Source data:
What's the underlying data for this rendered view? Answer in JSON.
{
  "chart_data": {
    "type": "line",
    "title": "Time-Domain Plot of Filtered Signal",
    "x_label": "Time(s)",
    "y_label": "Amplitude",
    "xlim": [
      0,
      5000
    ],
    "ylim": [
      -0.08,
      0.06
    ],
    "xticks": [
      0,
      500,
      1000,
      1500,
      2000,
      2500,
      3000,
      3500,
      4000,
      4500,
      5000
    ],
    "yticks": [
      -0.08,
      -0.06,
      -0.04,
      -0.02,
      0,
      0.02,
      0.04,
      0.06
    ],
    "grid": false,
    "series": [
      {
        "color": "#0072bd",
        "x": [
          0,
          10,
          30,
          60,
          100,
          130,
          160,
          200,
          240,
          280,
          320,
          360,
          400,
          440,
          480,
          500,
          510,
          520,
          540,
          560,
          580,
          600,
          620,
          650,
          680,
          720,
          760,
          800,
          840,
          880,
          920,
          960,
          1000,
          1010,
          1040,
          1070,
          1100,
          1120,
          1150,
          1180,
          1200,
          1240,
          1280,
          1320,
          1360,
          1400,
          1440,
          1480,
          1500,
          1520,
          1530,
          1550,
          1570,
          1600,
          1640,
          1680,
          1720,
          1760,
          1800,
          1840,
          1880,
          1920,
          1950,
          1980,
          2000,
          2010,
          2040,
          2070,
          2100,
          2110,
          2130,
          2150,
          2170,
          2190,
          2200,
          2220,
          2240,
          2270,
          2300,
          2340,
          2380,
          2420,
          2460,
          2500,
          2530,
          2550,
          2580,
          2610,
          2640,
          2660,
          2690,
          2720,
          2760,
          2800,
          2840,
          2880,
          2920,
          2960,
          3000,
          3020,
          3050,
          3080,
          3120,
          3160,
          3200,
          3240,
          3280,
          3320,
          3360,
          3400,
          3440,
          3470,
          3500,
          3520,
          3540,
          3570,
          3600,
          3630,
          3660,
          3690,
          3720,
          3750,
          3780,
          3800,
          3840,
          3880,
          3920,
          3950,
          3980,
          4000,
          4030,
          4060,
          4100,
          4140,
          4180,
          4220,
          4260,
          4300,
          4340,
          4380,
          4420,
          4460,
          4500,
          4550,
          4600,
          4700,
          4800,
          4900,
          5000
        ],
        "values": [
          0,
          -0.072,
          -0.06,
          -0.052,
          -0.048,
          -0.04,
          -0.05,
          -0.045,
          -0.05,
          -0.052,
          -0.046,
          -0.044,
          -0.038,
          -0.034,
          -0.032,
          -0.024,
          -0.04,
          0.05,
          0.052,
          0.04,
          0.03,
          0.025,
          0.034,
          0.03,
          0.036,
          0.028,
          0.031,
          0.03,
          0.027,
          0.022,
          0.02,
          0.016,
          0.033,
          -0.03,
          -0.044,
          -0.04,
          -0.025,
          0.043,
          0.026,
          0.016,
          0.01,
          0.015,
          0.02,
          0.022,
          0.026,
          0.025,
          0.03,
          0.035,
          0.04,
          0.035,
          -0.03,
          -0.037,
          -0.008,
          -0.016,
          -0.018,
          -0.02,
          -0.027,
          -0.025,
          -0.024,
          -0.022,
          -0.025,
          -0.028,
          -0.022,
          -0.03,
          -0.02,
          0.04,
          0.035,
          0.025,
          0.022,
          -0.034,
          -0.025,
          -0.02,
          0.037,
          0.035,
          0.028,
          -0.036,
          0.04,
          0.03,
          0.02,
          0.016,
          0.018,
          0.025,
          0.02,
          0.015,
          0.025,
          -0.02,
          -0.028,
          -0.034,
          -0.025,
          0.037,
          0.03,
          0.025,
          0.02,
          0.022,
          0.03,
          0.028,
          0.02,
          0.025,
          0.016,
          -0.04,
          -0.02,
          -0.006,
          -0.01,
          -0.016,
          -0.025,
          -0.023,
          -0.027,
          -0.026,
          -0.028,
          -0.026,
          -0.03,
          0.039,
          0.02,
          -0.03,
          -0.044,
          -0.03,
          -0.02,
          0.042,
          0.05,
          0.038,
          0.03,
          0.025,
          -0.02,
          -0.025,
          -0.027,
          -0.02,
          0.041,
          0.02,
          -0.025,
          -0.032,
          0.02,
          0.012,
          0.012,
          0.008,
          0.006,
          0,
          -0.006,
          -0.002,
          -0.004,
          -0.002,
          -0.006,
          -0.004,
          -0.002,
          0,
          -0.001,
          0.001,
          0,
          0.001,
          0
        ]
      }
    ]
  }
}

## What is needed
Transcribe all lines as written.

## Output for this exercise
What's the underlying data for this rendered view? Answer in JSON.
{
  "chart_data": {
    "type": "line",
    "title": "Time-Domain Plot of Filtered Signal",
    "x_label": "Time(s)",
    "y_label": "Amplitude",
    "xlim": [
      0,
      5000
    ],
    "ylim": [
      -0.08,
      0.06
    ],
    "xticks": [
      0,
      500,
      1000,
      1500,
      2000,
      2500,
      3000,
      3500,
      4000,
      4500,
      5000
    ],
    "yticks": [
      -0.08,
      -0.06,
      -0.04,
      -0.02,
      0,
      0.02,
      0.04,
      0.06
    ],
    "grid": false,
    "series": [
      {
        "color": "#0072bd",
        "x": [
          0,
          10,
          30,
          60,
          100,
          130,
          160,
          200,
          240,
          280,
          320,
          360,
          400,
          440,
          480,
          500,
          510,
          520,
          540,
          560,
          580,
          600,
          620,
          650,
          680,
          720,
          760,
          800,
          840,
          880,
          920,
          960,
          1000,
          1010,
          1040,
          1070,
          1100,
          1120,
          1150,
          1180,
          1200,
          1240,
          1280,
          1320,
          1360,
          1400,
          1440,
          1480,
          1500,
          1520,
          1530,
          1550,
          1570,
          1600,
          1640,
          1680,
          1720,
          1760,
          1800,
          1840,
          1880,
          1920,
          1950,
          1980,
          2000,
          2010,
          2040,
          2070,
          2100,
          2110,
          2130,
          2150,
          2170,
          2190,
          2200,
          2220,
          2240,
          2270,
          2300,
          2340,
          2380,
          2420,
          2460,
          2500,
          2530,
          2550,
          2580,
          2610,
          2640,
          2660,
          2690,
          2720,
          2760,
          2800,
          2840,
          2880,
          2920,
          2960,
          3000,
          3020,
          3050,
          3080,
          3120,
          3160,
          3200,
          3240,
          3280,
          3320,
          3360,
          3400,
          3440,
          3470,
          3500,
          3520,
          3540,
          3570,
          3600,
          3630,
          3660,
          3690,
          3720,
          3750,
          3780,
          3800,
          3840,
          3880,
          3920,
          3950,
          3980,
          4000,
          4030,
          4060,
          4100,
          4140,
          4180,
          4220,
          4260,
          4300,
          4340,
          4380,
          4420,
          4460,
          4500,
          4550,
          4600,
          4700,
          4800,
          4900,
          5000
        ],
        "values": [
          0,
          -0.072,
          -0.06,
          -0.052,
          -0.048,
          -0.04,
          -0.05,
          -0.045,
          -0.05,
          -0.052,
          -0.046,
          -0.044,
          -0.038,
          -0.034,
          -0.032,
          -0.024,
          -0.04,
          0.05,
          0.052,
          0.04,
          0.03,
          0.025,
          0.034,
          0.03,
          0.036,
          0.028,
          0.031,
          0.03,
          0.027,
          0.022,
          0.02,
          0.016,
          0.033,
          -0.03,
          -0.044,
          -0.04,
          -0.025,
          0.043,
          0.026,
          0.016,
          0.01,
          0.015,
          0.02,
          0.022,
          0.026,
          0.025,
          0.03,
          0.035,
          0.04,
          0.035,
          -0.03,
          -0.037,
          -0.008,
          -0.016,
          -0.018,
          -0.02,
          -0.027,
          -0.025,
          -0.024,
          -0.022,
          -0.025,
          -0.028,
          -0.022,
          -0.03,
          -0.02,
          0.04,
          0.035,
          0.025,
          0.022,
          -0.034,
          -0.025,
          -0.02,
          0.037,
          0.035,
          0.028,
          -0.036,
          0.04,
          0.03,
          0.02,
          0.016,
          0.018,
          0.025,
          0.02,
          0.015,
          0.025,
          -0.02,
          -0.028,
          -0.034,
          -0.025,
          0.037,
          0.03,
          0.025,
          0.02,
          0.022,
          0.03,
          0.028,
          0.02,
          0.025,
          0.016,
          -0.04,
          -0.02,
          -0.006,
          -0.01,
          -0.016,
          -0.025,
          -0.023,
          -0.027,
          -0.026,
          -0.028,
          -0.026,
          -0.03,
          0.039,
          0.02,
          -0.03,
          -0.044,
          -0.03,
          -0.02,
          0.042,
          0.05,
          0.038,
          0.03,
          0.025,
          -0.02,
          -0.025,
          -0.027,
          -0.02,
          0.041,
          0.02,
          -0.025,
          -0.032,
          0.02,
          0.012,
          0.012,
          0.008,
          0.006,
          0,
          -0.006,
          -0.002,
          -0.004,
          -0.002,
          -0.006,
          -0.004,
          -0.002,
          0,
          -0.001,
          0.001,
          0,
          0.001,
          0
        ]
      }
    ]
  }
}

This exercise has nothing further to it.